Write out the whole listing word for word.

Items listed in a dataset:
★ ★ ★ ★
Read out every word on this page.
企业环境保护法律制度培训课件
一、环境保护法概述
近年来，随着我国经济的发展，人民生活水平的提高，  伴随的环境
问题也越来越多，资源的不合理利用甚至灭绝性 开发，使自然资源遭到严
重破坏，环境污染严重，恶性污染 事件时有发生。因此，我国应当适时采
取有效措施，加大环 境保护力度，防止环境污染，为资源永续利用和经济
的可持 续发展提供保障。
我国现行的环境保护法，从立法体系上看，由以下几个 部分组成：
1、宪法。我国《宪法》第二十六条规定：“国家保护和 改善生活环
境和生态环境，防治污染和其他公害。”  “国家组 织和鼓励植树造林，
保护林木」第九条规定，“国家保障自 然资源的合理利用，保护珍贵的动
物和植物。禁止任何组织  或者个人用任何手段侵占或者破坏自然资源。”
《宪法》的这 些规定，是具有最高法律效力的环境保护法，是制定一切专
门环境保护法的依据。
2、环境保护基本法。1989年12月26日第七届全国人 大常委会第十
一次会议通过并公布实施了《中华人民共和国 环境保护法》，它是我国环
★ ★ ★ ★
**THE SOLUTION**
Read out every word on this page.
企业环境保护法律制度培训课件
一、环境保护法概述
近年来，随着我国经济的发展，人民生活水平的提高，  伴随的环境
问题也越来越多，资源的不合理利用甚至灭绝性 开发，使自然资源遭到严
重破坏，环境污染严重，恶性污染 事件时有发生。因此，我国应当适时采
取有效措施，加大环 境保护力度，防止环境污染，为资源永续利用和经济
的可持 续发展提供保障。
我国现行的环境保护法，从立法体系上看，由以下几个 部分组成：
1、宪法。我国《宪法》第二十六条规定：“国家保护和 改善生活环
境和生态环境，防治污染和其他公害。”  “国家组 织和鼓励植树造林，
保护林木」第九条规定，“国家保障自 然资源的合理利用，保护珍贵的动
物和植物。禁止任何组织  或者个人用任何手段侵占或者破坏自然资源。”
《宪法》的这 些规定，是具有最高法律效力的环境保护法，是制定一切专
门环境保护法的依据。
2、环境保护基本法。1989年12月26日第七届全国人 大常委会第十
一次会议通过并公布实施了《中华人民共和国 环境保护法》，它是我国环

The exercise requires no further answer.